■ What to work on ■
From the entries below, copy every line that holds the word "services".

■ Data for the task ■

————————

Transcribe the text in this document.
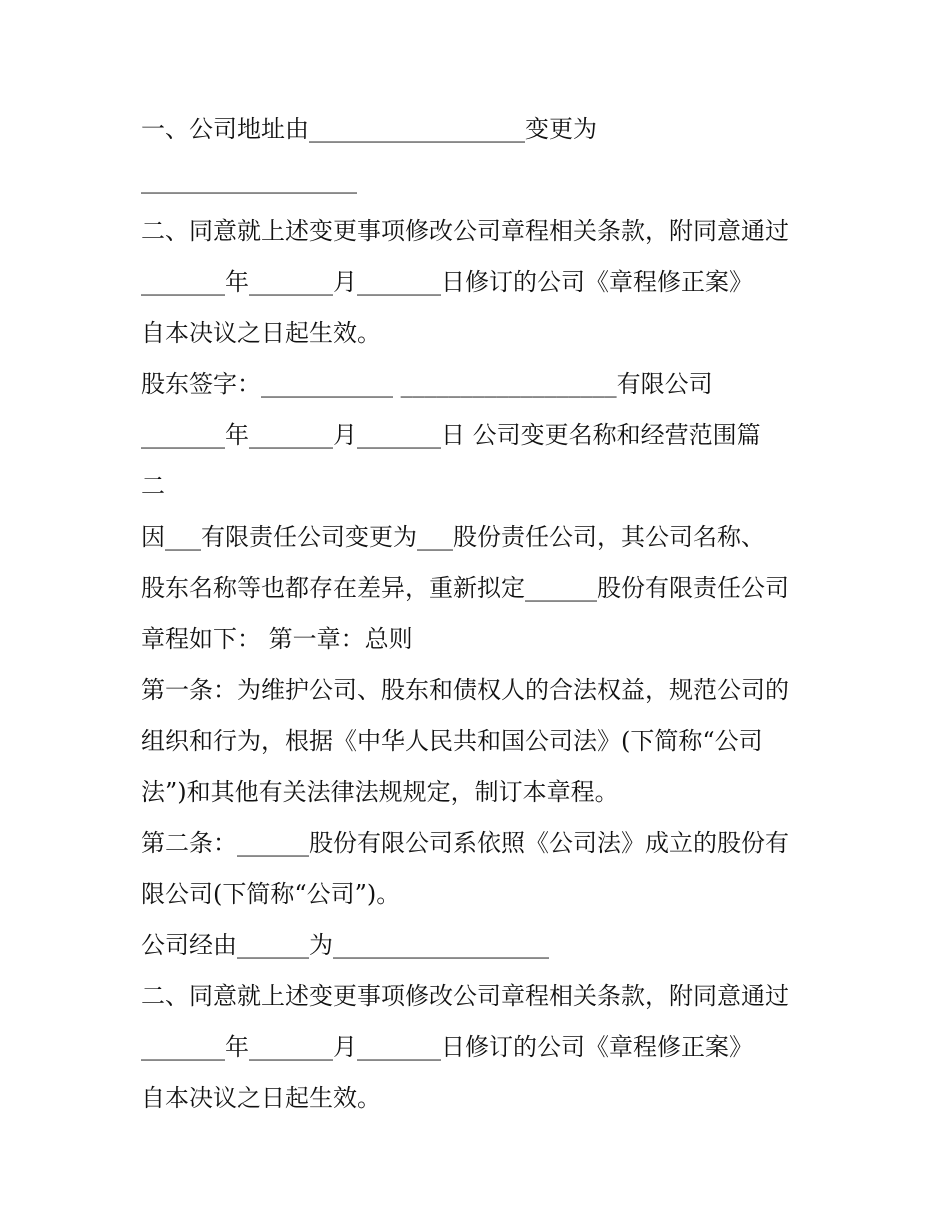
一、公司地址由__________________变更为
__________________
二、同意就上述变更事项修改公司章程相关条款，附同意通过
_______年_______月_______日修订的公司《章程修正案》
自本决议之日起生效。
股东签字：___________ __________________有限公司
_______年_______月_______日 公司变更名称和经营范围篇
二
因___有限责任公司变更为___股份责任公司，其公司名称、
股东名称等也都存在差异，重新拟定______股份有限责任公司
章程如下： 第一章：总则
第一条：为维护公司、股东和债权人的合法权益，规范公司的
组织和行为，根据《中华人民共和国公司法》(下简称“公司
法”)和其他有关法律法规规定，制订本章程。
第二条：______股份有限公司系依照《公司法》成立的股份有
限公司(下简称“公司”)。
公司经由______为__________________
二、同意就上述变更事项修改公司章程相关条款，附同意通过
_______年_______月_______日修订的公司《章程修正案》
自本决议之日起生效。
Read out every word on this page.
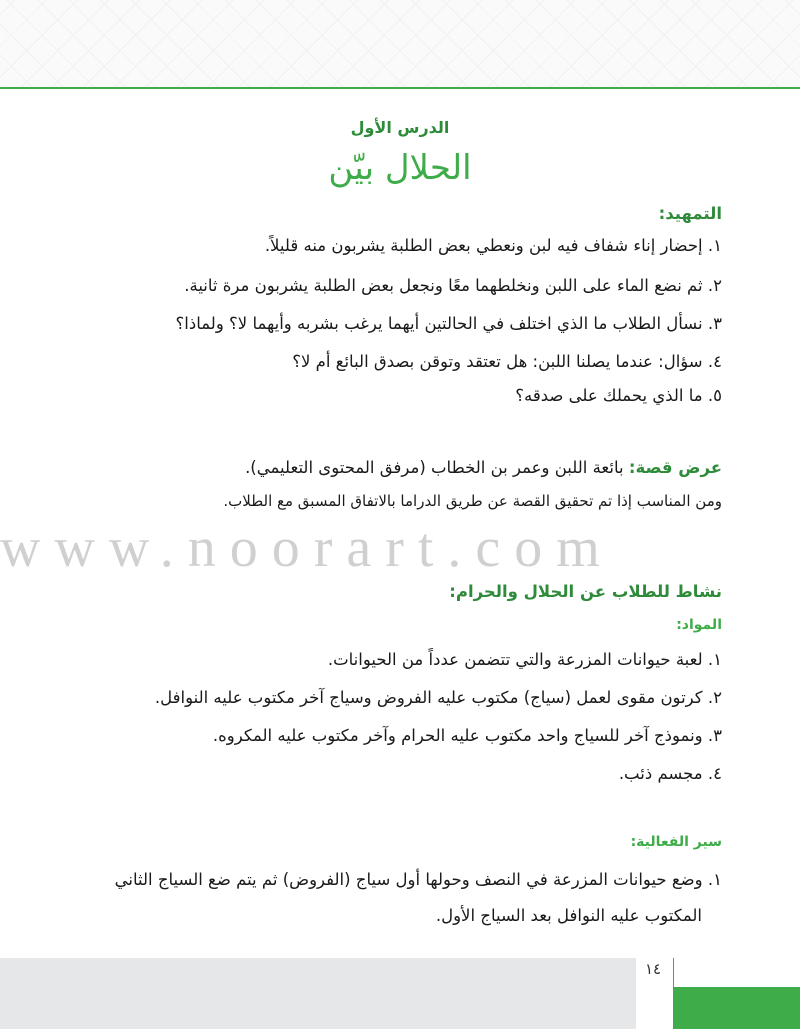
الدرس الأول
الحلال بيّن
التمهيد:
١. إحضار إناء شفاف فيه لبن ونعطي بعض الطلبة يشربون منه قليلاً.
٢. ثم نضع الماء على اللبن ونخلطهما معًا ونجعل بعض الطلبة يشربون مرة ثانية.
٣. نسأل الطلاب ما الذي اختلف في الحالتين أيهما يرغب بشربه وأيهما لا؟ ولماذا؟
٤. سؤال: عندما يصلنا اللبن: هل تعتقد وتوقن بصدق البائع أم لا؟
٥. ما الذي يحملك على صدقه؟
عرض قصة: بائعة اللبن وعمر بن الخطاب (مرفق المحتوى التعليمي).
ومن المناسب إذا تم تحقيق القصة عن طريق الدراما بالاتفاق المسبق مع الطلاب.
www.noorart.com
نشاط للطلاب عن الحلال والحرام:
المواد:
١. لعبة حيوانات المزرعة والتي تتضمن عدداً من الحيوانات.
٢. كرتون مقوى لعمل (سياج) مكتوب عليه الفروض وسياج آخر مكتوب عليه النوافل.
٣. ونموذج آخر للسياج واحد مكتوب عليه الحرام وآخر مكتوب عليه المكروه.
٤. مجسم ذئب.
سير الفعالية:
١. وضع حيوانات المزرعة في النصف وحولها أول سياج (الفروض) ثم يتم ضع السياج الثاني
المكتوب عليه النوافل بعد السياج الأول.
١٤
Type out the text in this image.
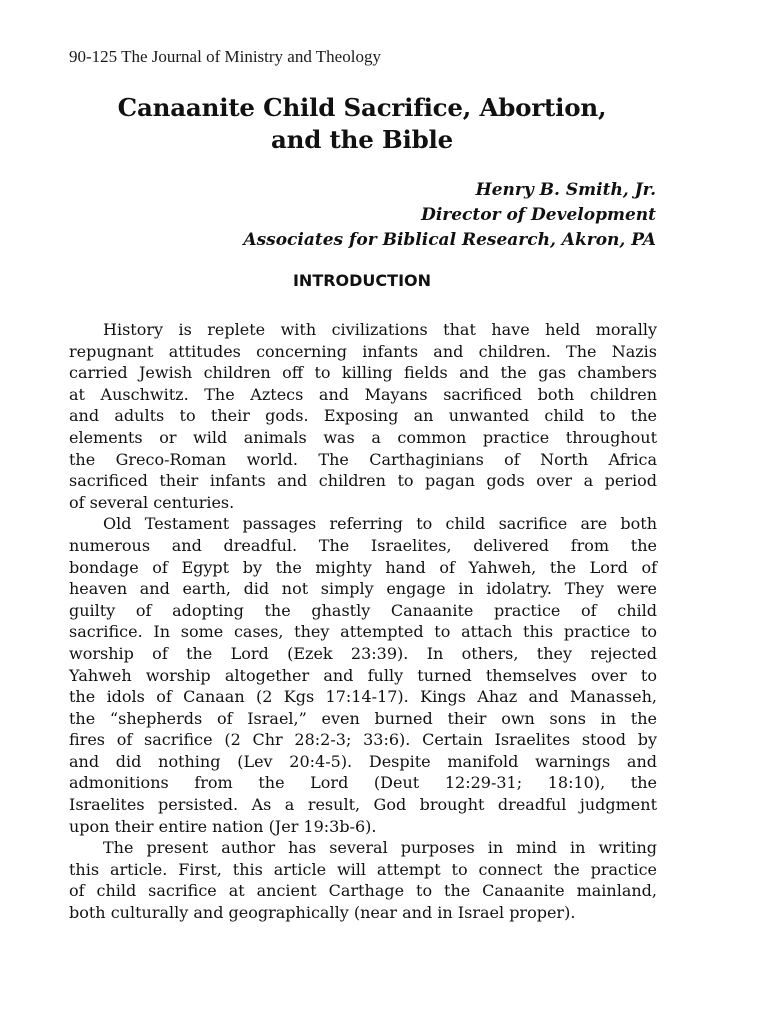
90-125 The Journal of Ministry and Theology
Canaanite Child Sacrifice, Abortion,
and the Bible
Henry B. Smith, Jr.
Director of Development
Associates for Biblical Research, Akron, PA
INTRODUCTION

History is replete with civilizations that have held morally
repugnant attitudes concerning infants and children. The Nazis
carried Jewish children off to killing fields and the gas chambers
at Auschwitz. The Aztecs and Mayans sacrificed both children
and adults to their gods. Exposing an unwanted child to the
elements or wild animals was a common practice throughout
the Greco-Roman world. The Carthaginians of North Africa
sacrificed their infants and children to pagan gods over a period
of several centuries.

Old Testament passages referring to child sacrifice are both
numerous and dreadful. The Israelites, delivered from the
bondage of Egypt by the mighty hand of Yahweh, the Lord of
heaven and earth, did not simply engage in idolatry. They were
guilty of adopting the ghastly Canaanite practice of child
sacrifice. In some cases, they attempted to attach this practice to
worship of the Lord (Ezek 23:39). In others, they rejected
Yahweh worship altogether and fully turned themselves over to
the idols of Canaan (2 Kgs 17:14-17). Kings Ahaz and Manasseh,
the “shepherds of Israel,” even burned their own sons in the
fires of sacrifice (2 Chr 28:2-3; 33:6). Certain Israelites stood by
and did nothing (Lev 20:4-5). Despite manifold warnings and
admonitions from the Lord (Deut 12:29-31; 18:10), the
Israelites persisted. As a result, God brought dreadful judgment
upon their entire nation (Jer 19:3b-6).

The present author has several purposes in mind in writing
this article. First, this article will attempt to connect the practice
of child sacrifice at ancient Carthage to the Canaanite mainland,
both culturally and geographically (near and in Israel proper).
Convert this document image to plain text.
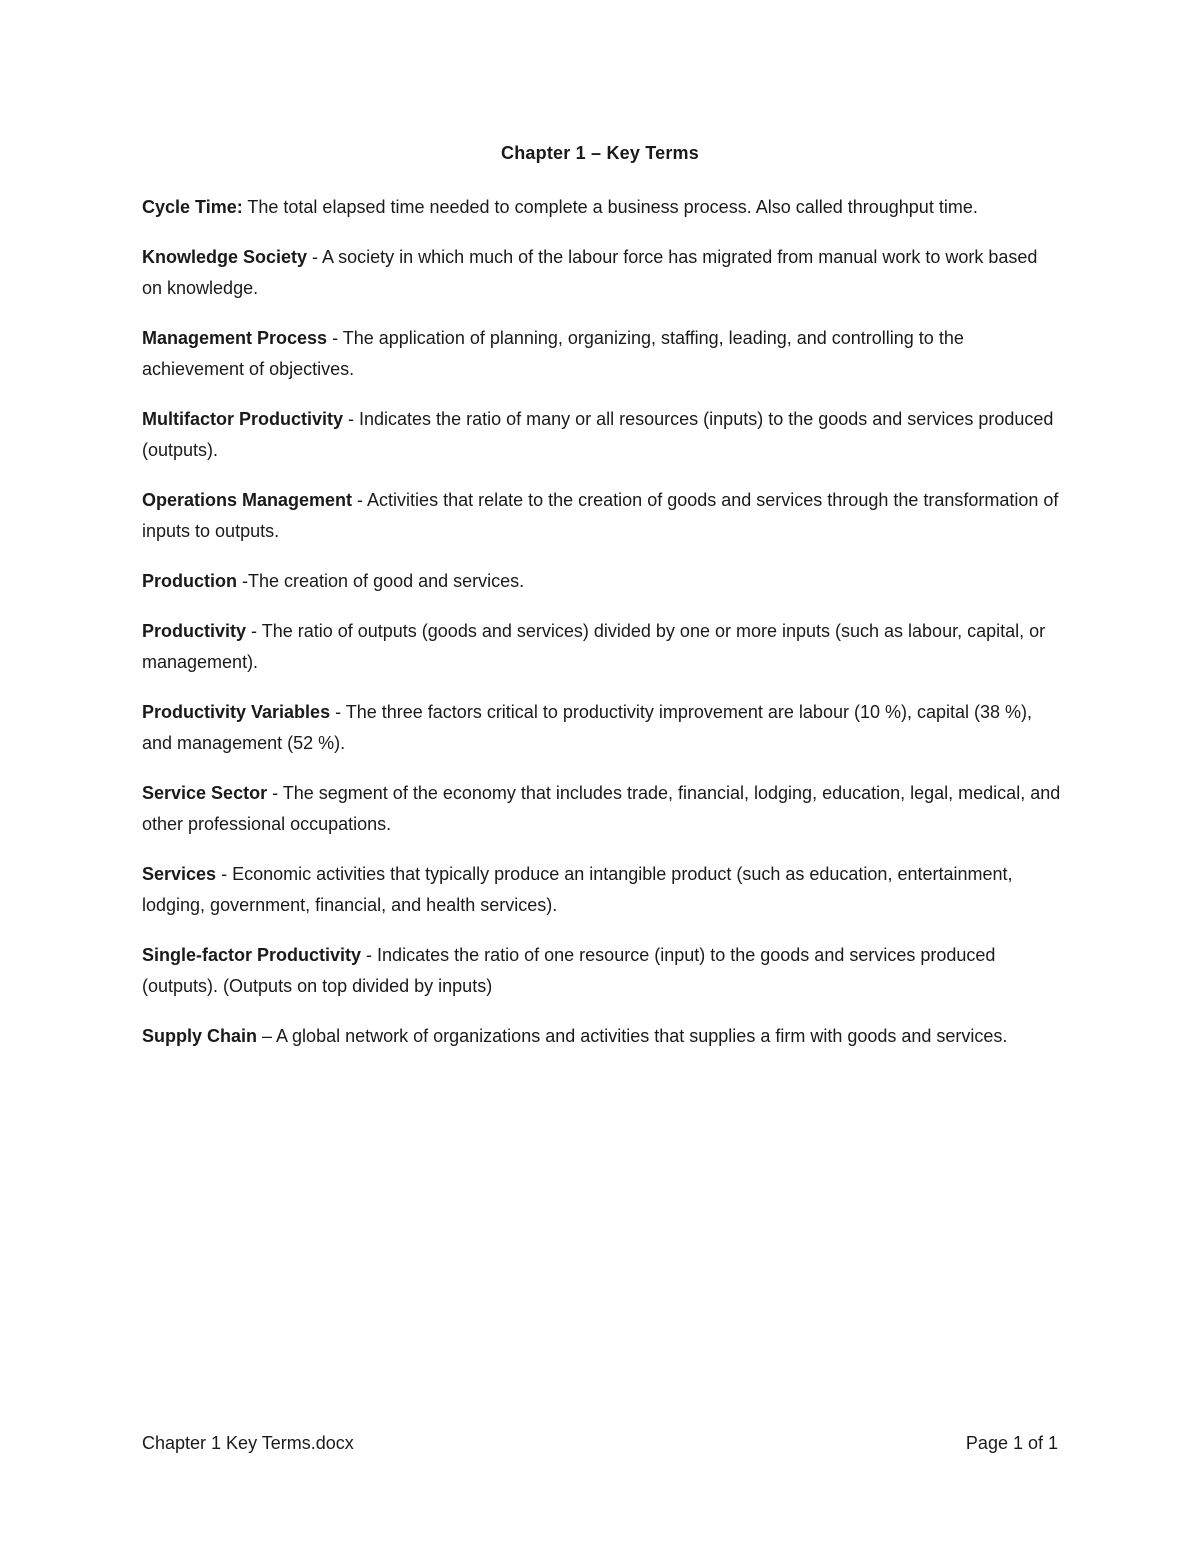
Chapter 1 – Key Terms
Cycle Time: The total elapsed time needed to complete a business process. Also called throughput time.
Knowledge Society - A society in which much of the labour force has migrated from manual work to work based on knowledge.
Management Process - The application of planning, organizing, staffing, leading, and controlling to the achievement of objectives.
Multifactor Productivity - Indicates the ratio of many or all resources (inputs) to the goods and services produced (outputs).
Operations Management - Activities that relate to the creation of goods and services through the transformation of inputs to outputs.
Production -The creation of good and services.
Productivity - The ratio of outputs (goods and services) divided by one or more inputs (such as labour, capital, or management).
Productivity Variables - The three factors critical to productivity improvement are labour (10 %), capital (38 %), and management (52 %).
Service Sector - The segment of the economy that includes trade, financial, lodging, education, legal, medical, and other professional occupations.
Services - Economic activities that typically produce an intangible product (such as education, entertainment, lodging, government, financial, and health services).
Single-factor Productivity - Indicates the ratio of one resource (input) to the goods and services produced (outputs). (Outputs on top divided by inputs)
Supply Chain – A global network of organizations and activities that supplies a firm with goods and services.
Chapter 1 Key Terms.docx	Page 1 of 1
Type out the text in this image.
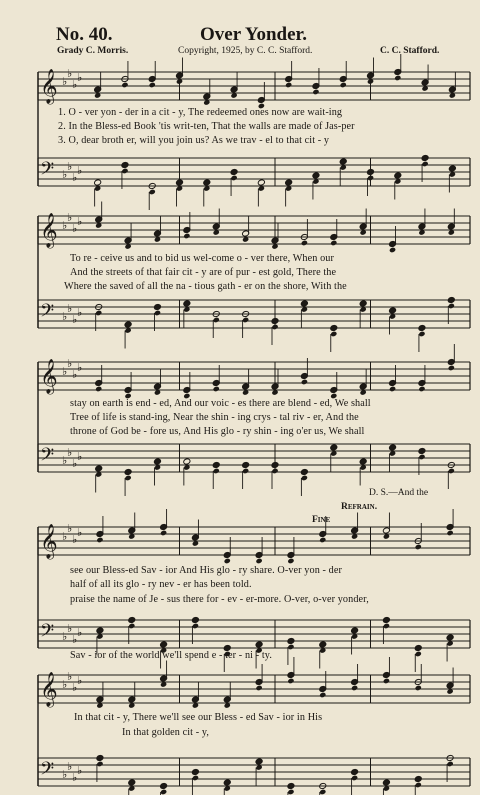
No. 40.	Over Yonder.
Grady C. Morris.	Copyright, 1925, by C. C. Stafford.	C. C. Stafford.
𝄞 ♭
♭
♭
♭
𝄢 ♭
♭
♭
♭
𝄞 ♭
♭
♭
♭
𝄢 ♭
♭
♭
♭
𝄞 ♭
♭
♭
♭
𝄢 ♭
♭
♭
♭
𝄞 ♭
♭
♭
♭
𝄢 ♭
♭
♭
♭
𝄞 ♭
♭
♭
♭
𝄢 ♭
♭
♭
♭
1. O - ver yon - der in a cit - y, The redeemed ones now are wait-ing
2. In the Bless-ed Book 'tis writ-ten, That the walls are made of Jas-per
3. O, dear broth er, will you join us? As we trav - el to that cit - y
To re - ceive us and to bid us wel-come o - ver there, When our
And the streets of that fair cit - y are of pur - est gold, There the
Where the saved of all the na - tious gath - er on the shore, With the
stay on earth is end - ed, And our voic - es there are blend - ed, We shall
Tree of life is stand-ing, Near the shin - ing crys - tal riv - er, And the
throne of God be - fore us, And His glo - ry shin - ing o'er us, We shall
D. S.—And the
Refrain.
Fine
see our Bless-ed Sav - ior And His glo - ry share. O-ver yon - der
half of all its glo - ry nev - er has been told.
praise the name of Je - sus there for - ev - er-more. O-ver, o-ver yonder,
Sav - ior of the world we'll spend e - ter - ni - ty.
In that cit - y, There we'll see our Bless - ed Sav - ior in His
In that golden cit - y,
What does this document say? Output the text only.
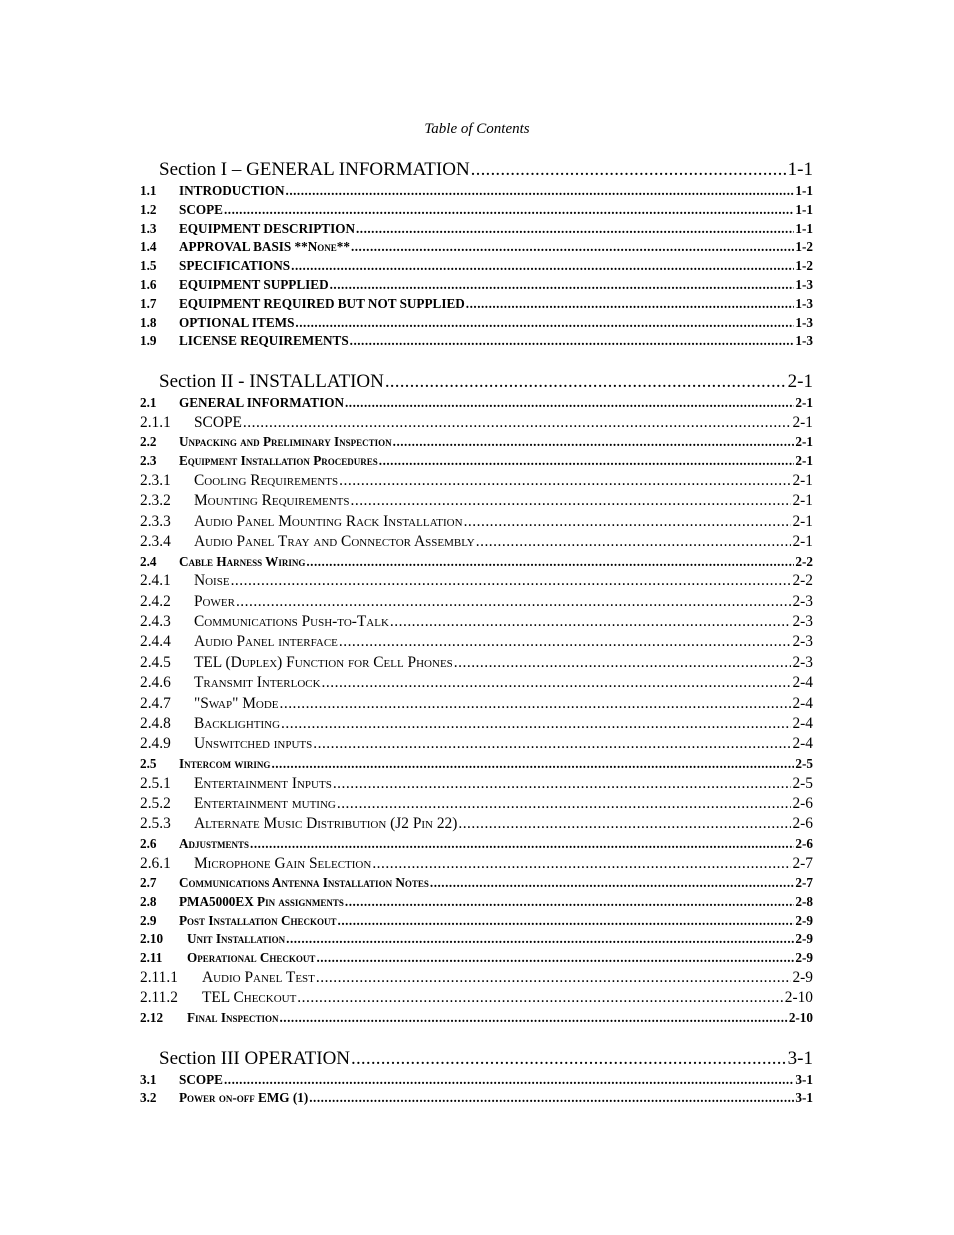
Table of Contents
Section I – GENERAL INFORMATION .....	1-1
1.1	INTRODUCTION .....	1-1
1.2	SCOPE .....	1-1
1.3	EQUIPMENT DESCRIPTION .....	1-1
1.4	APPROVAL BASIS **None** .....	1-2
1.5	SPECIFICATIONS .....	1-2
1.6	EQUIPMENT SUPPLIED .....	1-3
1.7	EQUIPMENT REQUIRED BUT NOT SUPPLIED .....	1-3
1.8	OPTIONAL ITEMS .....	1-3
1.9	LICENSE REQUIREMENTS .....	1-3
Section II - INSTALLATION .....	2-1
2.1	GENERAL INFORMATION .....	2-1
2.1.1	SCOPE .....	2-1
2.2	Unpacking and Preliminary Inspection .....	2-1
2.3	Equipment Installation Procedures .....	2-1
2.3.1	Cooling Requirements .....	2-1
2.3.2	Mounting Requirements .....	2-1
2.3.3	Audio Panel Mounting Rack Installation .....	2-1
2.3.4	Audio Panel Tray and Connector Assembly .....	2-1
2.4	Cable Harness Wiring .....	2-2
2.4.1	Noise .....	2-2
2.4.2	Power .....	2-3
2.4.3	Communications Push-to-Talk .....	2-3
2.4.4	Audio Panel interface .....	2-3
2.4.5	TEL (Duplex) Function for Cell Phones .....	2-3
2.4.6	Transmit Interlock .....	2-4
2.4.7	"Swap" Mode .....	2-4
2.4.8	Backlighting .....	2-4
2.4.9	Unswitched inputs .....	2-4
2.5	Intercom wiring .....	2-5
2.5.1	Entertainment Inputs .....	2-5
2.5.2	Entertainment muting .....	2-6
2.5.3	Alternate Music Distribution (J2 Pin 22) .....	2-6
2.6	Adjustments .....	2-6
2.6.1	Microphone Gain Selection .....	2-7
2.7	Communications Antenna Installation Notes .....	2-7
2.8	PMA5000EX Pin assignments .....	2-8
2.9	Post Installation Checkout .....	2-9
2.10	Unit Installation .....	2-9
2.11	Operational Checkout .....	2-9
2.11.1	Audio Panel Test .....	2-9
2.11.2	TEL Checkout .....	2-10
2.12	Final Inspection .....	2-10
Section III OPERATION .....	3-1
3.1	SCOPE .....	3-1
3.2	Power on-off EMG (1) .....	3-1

————————

■ Result for this task ■
Multifactor Productivity - Indicates the ratio of many or all resources (inputs) to the goods and services produced (outputs).
Operations Management - Activities that relate to the creation of goods and services through the transformation of inputs to outputs.
Production -The creation of good and services.
Productivity - The ratio of outputs (goods and services) divided by one or more inputs (such as labour, capital, or management).
Services - Economic activities that typically produce an intangible product (such as education, entertainment, lodging, government, financial, and health services).
Single-factor Productivity - Indicates the ratio of one resource (input) to the goods and services produced (outputs). (Outputs on top divided by inputs)
Supply Chain – A global network of organizations and activities that supplies a firm with goods and services.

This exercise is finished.